_Problem to solve_: Narrow the data below down to the lines containing "selector".

Dataset records
──────────────────────────────

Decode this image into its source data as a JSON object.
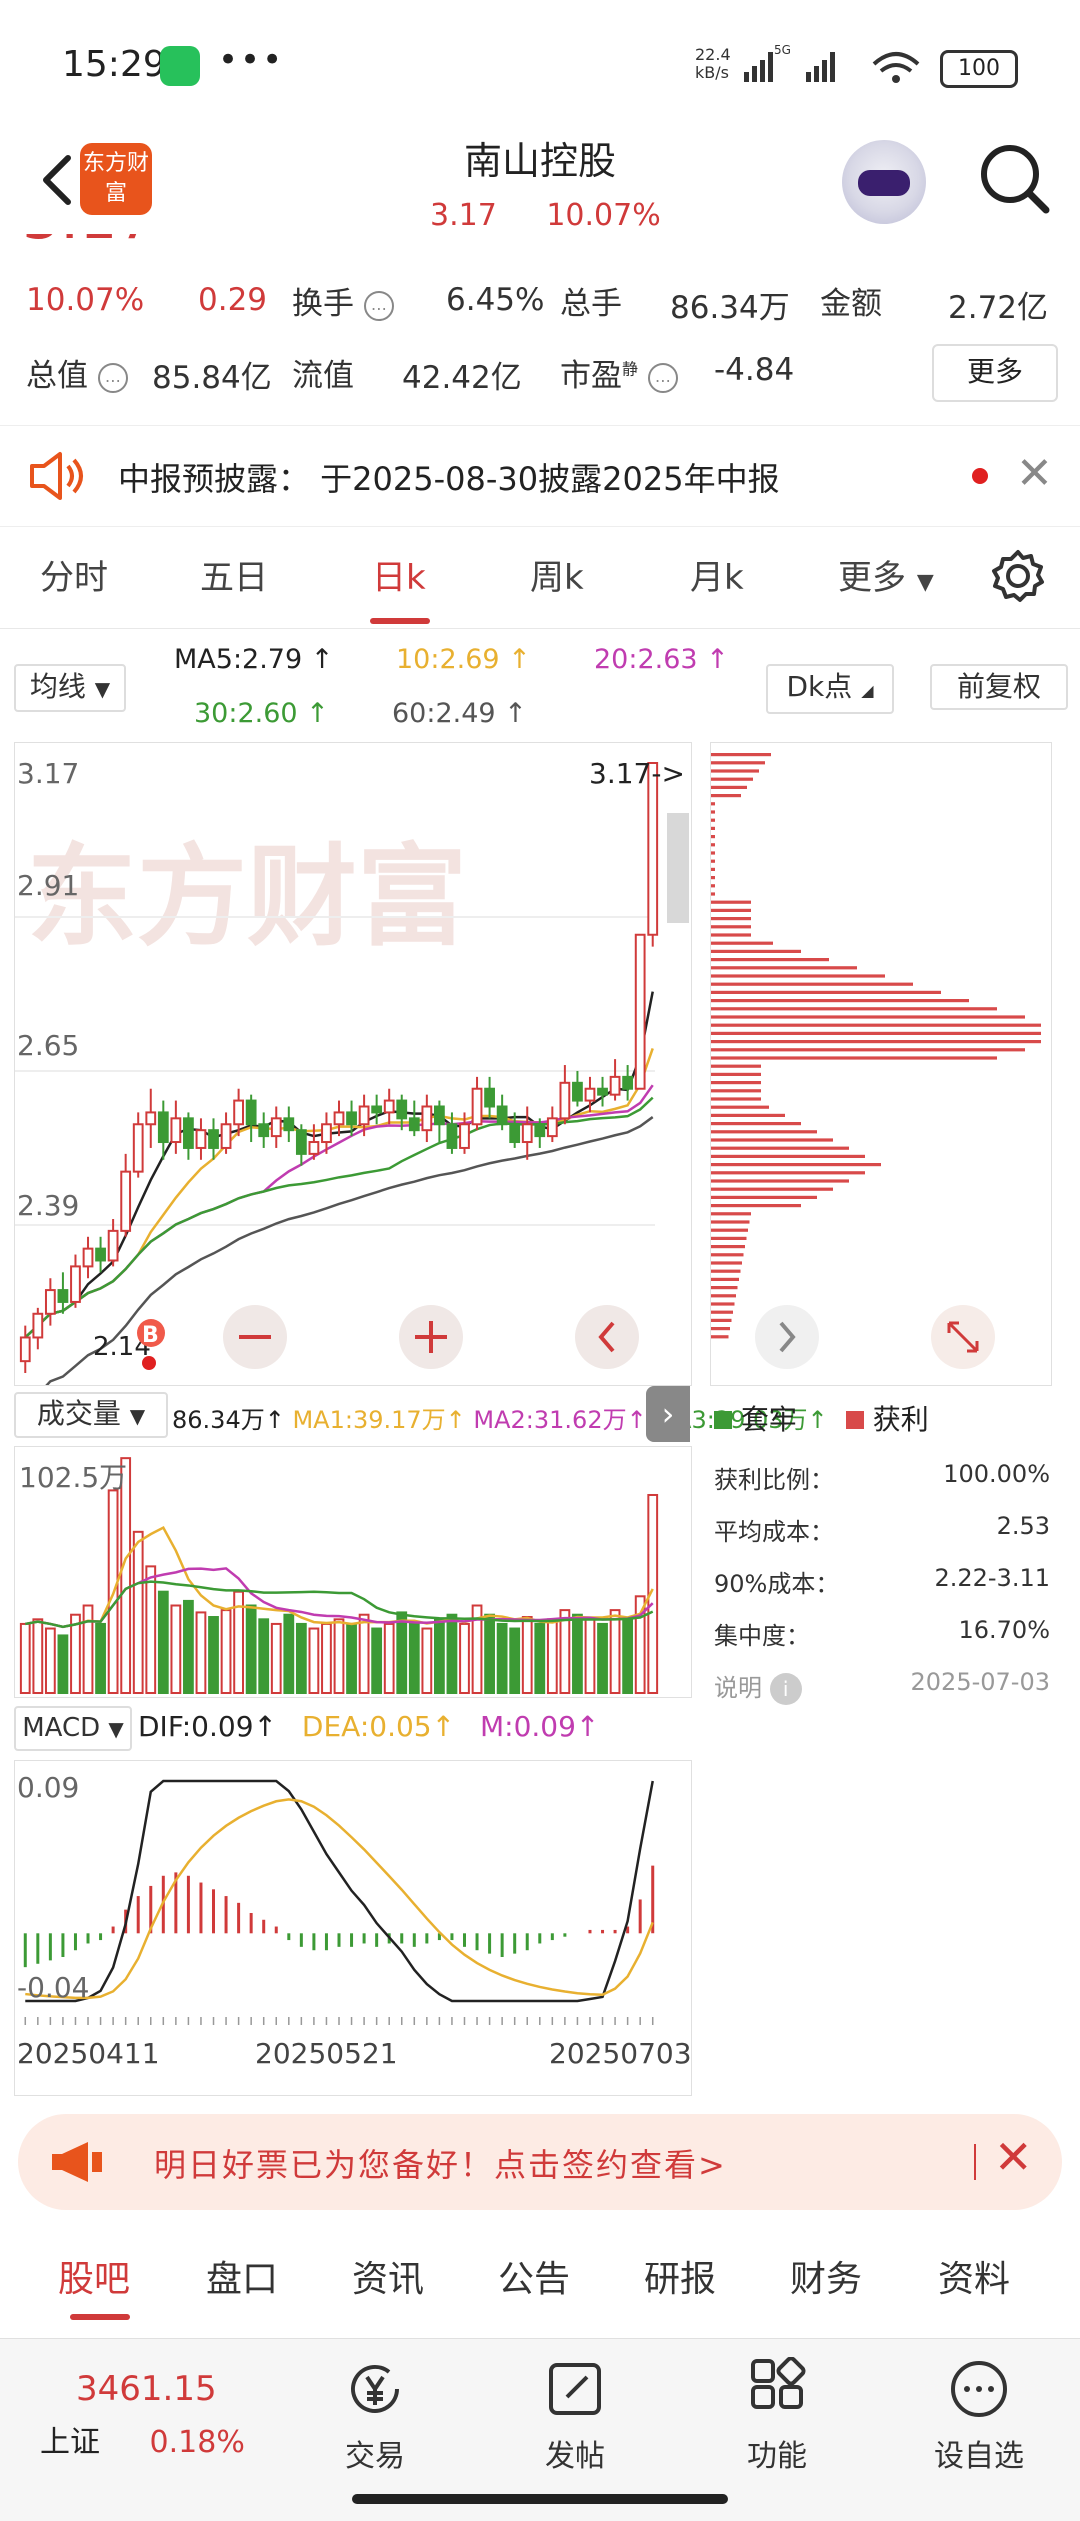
{
  "status_bar": {
    "time": "15:29",
    "net_speed": "22.4",
    "net_unit": "kB/s",
    "battery": "100"
  },
  "header": {
    "logo_text": "东方财富",
    "title": "南山控股",
    "price": "3.17",
    "change_pct": "10.07%"
  },
  "quote": {
    "row1": {
      "change_pct": "10.07%",
      "change_val": "0.29",
      "turnover_label": "换手",
      "turnover": "6.45%",
      "volume_label": "总手",
      "volume": "86.34万",
      "amount_label": "金额",
      "amount": "2.72亿"
    },
    "row2": {
      "total_mv_label": "总值",
      "total_mv": "85.84亿",
      "float_mv_label": "流值",
      "float_mv": "42.42亿",
      "pe_label": "市盈",
      "pe_sup": "静",
      "pe": "-4.84"
    },
    "more": "更多"
  },
  "notice": {
    "text": "中报预披露： 于2025-08-30披露2025年中报"
  },
  "k_tabs": [
    "分时",
    "五日",
    "日k",
    "周k",
    "月k",
    "更多"
  ],
  "ma_row": {
    "selector": "均线",
    "ma5": "MA5:2.79",
    "ma10": "10:2.69",
    "ma20": "20:2.63",
    "ma30": "30:2.60",
    "ma60": "60:2.49",
    "dk": "Dk点",
    "adjust": "前复权",
    "colors": {
      "ma5": "#222222",
      "ma10": "#e8b030",
      "ma20": "#c03cb0",
      "ma30": "#3c9a35",
      "ma60": "#555555"
    }
  },
  "price_chart": {
    "y_labels": [
      "3.17",
      "2.91",
      "2.65",
      "2.39",
      "2.14"
    ],
    "last_price_tag": "3.17->",
    "low_tag": "2.14",
    "buy_marker": "B"
  },
  "chip": {
    "legend_trapped": "套牢",
    "legend_profit": "获利",
    "rows": [
      {
        "label": "获利比例：",
        "value": "100.00%"
      },
      {
        "label": "平均成本：",
        "value": "2.53"
      },
      {
        "label": "90%成本：",
        "value": "2.22-3.11"
      },
      {
        "label": "集中度：",
        "value": "16.70%"
      }
    ],
    "note_label": "说明",
    "date": "2025-07-03"
  },
  "volume": {
    "selector": "成交量",
    "v": "86.34万",
    "ma1": "MA1:39.17万",
    "ma2": "MA2:31.62万",
    "ma3": "MA3:29.03万",
    "max_label": "102.5万"
  },
  "macd": {
    "selector": "MACD",
    "dif": "DIF:0.09",
    "dea": "DEA:0.05",
    "m": "M:0.09",
    "top_label": "0.09",
    "bottom_label": "-0.04"
  },
  "x_axis": [
    "20250411",
    "20250521",
    "20250703"
  ],
  "banner": {
    "text": "明日好票已为您备好！点击签约查看>"
  },
  "bottom_tabs": [
    "股吧",
    "盘口",
    "资讯",
    "公告",
    "研报",
    "财务",
    "资料"
  ],
  "nav": {
    "index_value": "3461.15",
    "index_name": "上证",
    "index_change": "0.18%",
    "items": [
      "交易",
      "发帖",
      "功能",
      "设自选"
    ]
  },
  "chart_data": {
    "type": "candlestick",
    "title": "",
    "x_range": [
      "20250411",
      "20250703"
    ],
    "ylim": [
      2.14,
      3.17
    ],
    "candles": [
      {
        "o": 2.16,
        "c": 2.2,
        "h": 2.22,
        "l": 2.14
      },
      {
        "o": 2.2,
        "c": 2.24,
        "h": 2.25,
        "l": 2.18
      },
      {
        "o": 2.24,
        "c": 2.28,
        "h": 2.3,
        "l": 2.22
      },
      {
        "o": 2.28,
        "c": 2.26,
        "h": 2.31,
        "l": 2.24
      },
      {
        "o": 2.26,
        "c": 2.32,
        "h": 2.34,
        "l": 2.25
      },
      {
        "o": 2.32,
        "c": 2.35,
        "h": 2.37,
        "l": 2.3
      },
      {
        "o": 2.35,
        "c": 2.33,
        "h": 2.37,
        "l": 2.31
      },
      {
        "o": 2.33,
        "c": 2.38,
        "h": 2.4,
        "l": 2.32
      },
      {
        "o": 2.38,
        "c": 2.48,
        "h": 2.51,
        "l": 2.37
      },
      {
        "o": 2.48,
        "c": 2.56,
        "h": 2.58,
        "l": 2.47
      },
      {
        "o": 2.56,
        "c": 2.58,
        "h": 2.62,
        "l": 2.52
      },
      {
        "o": 2.58,
        "c": 2.53,
        "h": 2.6,
        "l": 2.5
      },
      {
        "o": 2.53,
        "c": 2.57,
        "h": 2.6,
        "l": 2.51
      },
      {
        "o": 2.57,
        "c": 2.52,
        "h": 2.58,
        "l": 2.5
      },
      {
        "o": 2.52,
        "c": 2.55,
        "h": 2.57,
        "l": 2.5
      },
      {
        "o": 2.55,
        "c": 2.52,
        "h": 2.57,
        "l": 2.5
      },
      {
        "o": 2.52,
        "c": 2.56,
        "h": 2.58,
        "l": 2.51
      },
      {
        "o": 2.56,
        "c": 2.6,
        "h": 2.62,
        "l": 2.54
      },
      {
        "o": 2.6,
        "c": 2.56,
        "h": 2.61,
        "l": 2.53
      },
      {
        "o": 2.56,
        "c": 2.54,
        "h": 2.58,
        "l": 2.52
      },
      {
        "o": 2.54,
        "c": 2.57,
        "h": 2.59,
        "l": 2.52
      },
      {
        "o": 2.57,
        "c": 2.55,
        "h": 2.59,
        "l": 2.53
      },
      {
        "o": 2.55,
        "c": 2.51,
        "h": 2.56,
        "l": 2.49
      },
      {
        "o": 2.51,
        "c": 2.53,
        "h": 2.56,
        "l": 2.5
      },
      {
        "o": 2.53,
        "c": 2.56,
        "h": 2.58,
        "l": 2.51
      },
      {
        "o": 2.56,
        "c": 2.58,
        "h": 2.6,
        "l": 2.54
      },
      {
        "o": 2.58,
        "c": 2.56,
        "h": 2.6,
        "l": 2.54
      },
      {
        "o": 2.56,
        "c": 2.59,
        "h": 2.61,
        "l": 2.54
      },
      {
        "o": 2.59,
        "c": 2.58,
        "h": 2.61,
        "l": 2.56
      },
      {
        "o": 2.58,
        "c": 2.6,
        "h": 2.62,
        "l": 2.56
      },
      {
        "o": 2.6,
        "c": 2.57,
        "h": 2.61,
        "l": 2.55
      },
      {
        "o": 2.57,
        "c": 2.55,
        "h": 2.6,
        "l": 2.54
      },
      {
        "o": 2.55,
        "c": 2.59,
        "h": 2.61,
        "l": 2.53
      },
      {
        "o": 2.59,
        "c": 2.56,
        "h": 2.6,
        "l": 2.53
      },
      {
        "o": 2.56,
        "c": 2.52,
        "h": 2.58,
        "l": 2.51
      },
      {
        "o": 2.52,
        "c": 2.56,
        "h": 2.58,
        "l": 2.51
      },
      {
        "o": 2.56,
        "c": 2.62,
        "h": 2.64,
        "l": 2.55
      },
      {
        "o": 2.62,
        "c": 2.59,
        "h": 2.64,
        "l": 2.57
      },
      {
        "o": 2.59,
        "c": 2.56,
        "h": 2.61,
        "l": 2.55
      },
      {
        "o": 2.56,
        "c": 2.53,
        "h": 2.58,
        "l": 2.52
      },
      {
        "o": 2.53,
        "c": 2.56,
        "h": 2.59,
        "l": 2.5
      },
      {
        "o": 2.56,
        "c": 2.54,
        "h": 2.57,
        "l": 2.52
      },
      {
        "o": 2.54,
        "c": 2.57,
        "h": 2.59,
        "l": 2.53
      },
      {
        "o": 2.57,
        "c": 2.63,
        "h": 2.66,
        "l": 2.56
      },
      {
        "o": 2.63,
        "c": 2.6,
        "h": 2.65,
        "l": 2.59
      },
      {
        "o": 2.6,
        "c": 2.62,
        "h": 2.64,
        "l": 2.58
      },
      {
        "o": 2.62,
        "c": 2.61,
        "h": 2.64,
        "l": 2.59
      },
      {
        "o": 2.61,
        "c": 2.64,
        "h": 2.67,
        "l": 2.6
      },
      {
        "o": 2.64,
        "c": 2.62,
        "h": 2.66,
        "l": 2.6
      },
      {
        "o": 2.62,
        "c": 2.88,
        "h": 2.88,
        "l": 2.62
      },
      {
        "o": 2.88,
        "c": 3.17,
        "h": 3.17,
        "l": 2.86
      }
    ],
    "ma_lines": [
      "MA5",
      "MA10",
      "MA20",
      "MA30",
      "MA60"
    ],
    "volume_max": 102.5,
    "volume_unit": "万",
    "volumes": [
      30,
      32,
      28,
      25,
      34,
      38,
      30,
      88,
      102,
      70,
      55,
      44,
      38,
      40,
      35,
      33,
      36,
      44,
      38,
      32,
      30,
      34,
      30,
      28,
      30,
      32,
      30,
      34,
      28,
      30,
      35,
      30,
      28,
      32,
      34,
      30,
      38,
      34,
      30,
      28,
      33,
      30,
      32,
      36,
      34,
      32,
      30,
      36,
      32,
      42,
      86
    ],
    "volume_ma": {
      "MA1": 39.17,
      "MA2": 31.62,
      "MA3": 29.03
    },
    "macd_range": [
      -0.04,
      0.09
    ],
    "macd_hist": [
      -0.02,
      -0.018,
      -0.016,
      -0.014,
      -0.01,
      -0.006,
      -0.004,
      0.004,
      0.014,
      0.022,
      0.028,
      0.034,
      0.036,
      0.034,
      0.03,
      0.026,
      0.022,
      0.018,
      0.012,
      0.008,
      0.004,
      -0.004,
      -0.008,
      -0.01,
      -0.01,
      -0.008,
      -0.008,
      -0.006,
      -0.008,
      -0.006,
      -0.006,
      -0.008,
      -0.006,
      -0.004,
      -0.004,
      -0.008,
      -0.01,
      -0.012,
      -0.014,
      -0.012,
      -0.01,
      -0.006,
      -0.004,
      -0.002,
      0.0,
      0.002,
      0.002,
      0.002,
      0.004,
      0.02,
      0.04
    ]
  }
}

──────────────────────────────

_Solution_:
    "selector": "均线",
    "selector": "成交量",
    "selector": "MACD",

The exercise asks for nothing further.